──────── MATERIAL FOR THIS TASK
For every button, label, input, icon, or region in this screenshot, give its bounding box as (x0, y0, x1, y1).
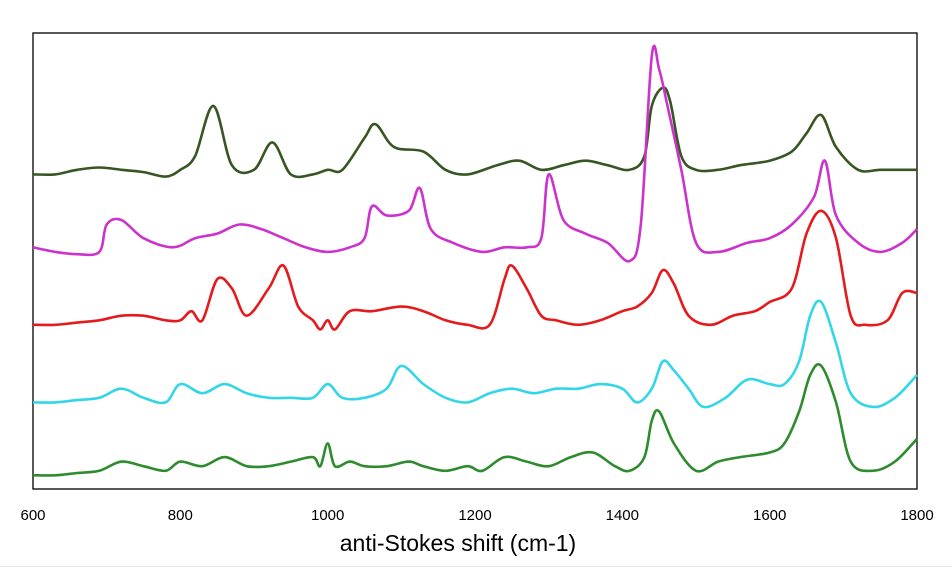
x-tick-label: 600 (20, 507, 45, 524)
spectrum-line-3 (32, 209, 918, 331)
x-tick-label: 1000 (311, 507, 344, 524)
spectrum-line-2 (32, 44, 918, 263)
x-tick-label: 1600 (753, 507, 786, 524)
plot-frame (32, 32, 918, 490)
spectrum-line-4 (32, 299, 918, 409)
bottom-divider (0, 566, 952, 567)
x-tick-label: 1400 (606, 507, 639, 524)
x-tick-label: 1800 (900, 507, 933, 524)
x-axis-ticks: 600 800 1000 1200 1400 1600 1800 (20, 507, 933, 524)
x-tick-label: 1200 (458, 507, 491, 524)
spectrum-line-5 (32, 363, 918, 477)
spectrum-line-1 (32, 86, 917, 179)
x-axis-title: anti-Stokes shift (cm-1) (340, 530, 576, 556)
series-layer (32, 44, 918, 477)
x-tick-label: 800 (168, 507, 193, 524)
────────────────
Present the entries above as a Markdown table with the columns Number and Record line, numbering each line and skipping blank ones. Omit the pictures.

| Number | Record line |
|---|---|
| 1 | For every button, label, input, icon, or region in this screenshot, give its bounding box as (x0, y0, x1, y1). |
| 2 | x-tick-label: 600 (20, 507, 45, 524) |
| 3 | spectrum-line-3 (32, 209, 918, 331) |
| 4 | x-tick-label: 1000 (311, 507, 344, 524) |
| 5 | spectrum-line-2 (32, 44, 918, 263) |
| 6 | x-tick-label: 1600 (753, 507, 786, 524) |
| 7 | plot-frame (32, 32, 918, 490) |
| 8 | spectrum-line-4 (32, 299, 918, 409) |
| 9 | bottom-divider (0, 566, 952, 567) |
| 10 | x-tick-label: 1400 (606, 507, 639, 524) |
| 11 | x-tick-label: 1800 (900, 507, 933, 524) |
| 12 | x-axis-ticks: 600 800 1000 1200 1400 1600 1800 (20, 507, 933, 524) |
| 13 | x-tick-label: 1200 (458, 507, 491, 524) |
| 14 | spectrum-line-5 (32, 363, 918, 477) |
| 15 | spectrum-line-1 (32, 86, 917, 179) |
| 16 | x-axis-title: anti-Stokes shift (cm-1) (340, 530, 576, 556) |
| 17 | series-layer (32, 44, 918, 477) |
| 18 | x-tick-label: 800 (168, 507, 193, 524) |